What you will do ▸ Continue the passage on conservation easements from its last sentence onward.

Page excerpt ▸
Start

A Critical Examination and Ideas for Reform

Jeff Pidot

September 2005, English


Conservation easements represent one of the most rapid trends in land conservation. Beyond tax credits, tax deductions, and other public subsidies that provide financial incentive for landowners to enter into conservation partnerships, this phenomenon is fueled by the perception that conservation easements are a win-win strategy in land protection, benefiting both landowners and the environment.

To obtain a conservation easement, landowners work with private land trusts or government agencies to establish the easement. The landowner voluntarily enters into a written agreement to follow certain conservation guidelines. Conservation easements are meant to provide lasting protection of the landscape, and are welcomed by many as achieving land conservation goals with minimal government intervention or regulation. But just how effective are conservation easements as an environmental protection strategy?

In Reinventing Conservation Easements: A Critical Examination and Ideas for Reform, Jeff Pidot asks: Are the increasing numbers of unsupervised land trusts and conservation easements throughout the nation good for our (and their) future? What kinds of reforms should be considered to create a greater level of confidence in this popular conservation instrument?

End

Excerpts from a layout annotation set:
Start

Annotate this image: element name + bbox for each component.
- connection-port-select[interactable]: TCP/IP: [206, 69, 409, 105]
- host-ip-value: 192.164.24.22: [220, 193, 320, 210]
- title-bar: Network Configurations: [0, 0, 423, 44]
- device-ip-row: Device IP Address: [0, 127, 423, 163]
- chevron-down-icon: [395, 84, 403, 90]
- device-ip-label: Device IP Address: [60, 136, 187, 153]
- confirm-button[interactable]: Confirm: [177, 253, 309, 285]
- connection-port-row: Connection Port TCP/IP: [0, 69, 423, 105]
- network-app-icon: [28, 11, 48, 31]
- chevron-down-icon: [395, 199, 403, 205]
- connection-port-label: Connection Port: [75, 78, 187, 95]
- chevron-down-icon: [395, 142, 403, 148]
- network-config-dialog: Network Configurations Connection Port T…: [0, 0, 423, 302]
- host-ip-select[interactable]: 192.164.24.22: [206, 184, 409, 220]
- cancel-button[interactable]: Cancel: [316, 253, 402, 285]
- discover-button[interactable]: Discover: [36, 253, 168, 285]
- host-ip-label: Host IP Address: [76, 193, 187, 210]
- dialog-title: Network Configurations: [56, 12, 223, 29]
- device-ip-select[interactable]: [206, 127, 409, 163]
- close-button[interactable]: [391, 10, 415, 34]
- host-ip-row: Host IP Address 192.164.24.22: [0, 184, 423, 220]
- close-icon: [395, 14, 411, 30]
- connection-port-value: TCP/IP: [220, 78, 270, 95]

End

Output below ▸
This Policy Focus Report addresses issues surrounding conservation easements. Conservations easements are a valuable land protection tool (complementing regulation, land acquisition, and tax policies), but the laws and conventions governing conservation easements require reforms to ensure and sustain their public benefits. While the author advances the view that such reforms are needed, this report is intended to stimulate critical thinking and provide an array of perspectives rather than to dictate particular solutions. Conservation easements should be evaluated and governed in the context of conservation-easement time, which is not the present but the long-term future. Otherwise, we may simply leave to future generations a legal chaos involving many thousands of conservation easements whose terms, holders, and locations may be difficult to determine, and whose public benefits ultimately could be lost.

About the Author

Jeff Pidot was a visiting fellow at the Lincoln Institute of Land Policy from fall 2004 to summer 2005, researching, writing, and speaking about conservation easement issues and reforms. During this period he was on leave from his work as Chief of the Natural Resources Division of the Maine Attorney General’s Office, a position he has held since 1990. He has been an active participant in the land trust movement in Maine and has a wealth of experience with conservation easements in both his professional and volunteer work.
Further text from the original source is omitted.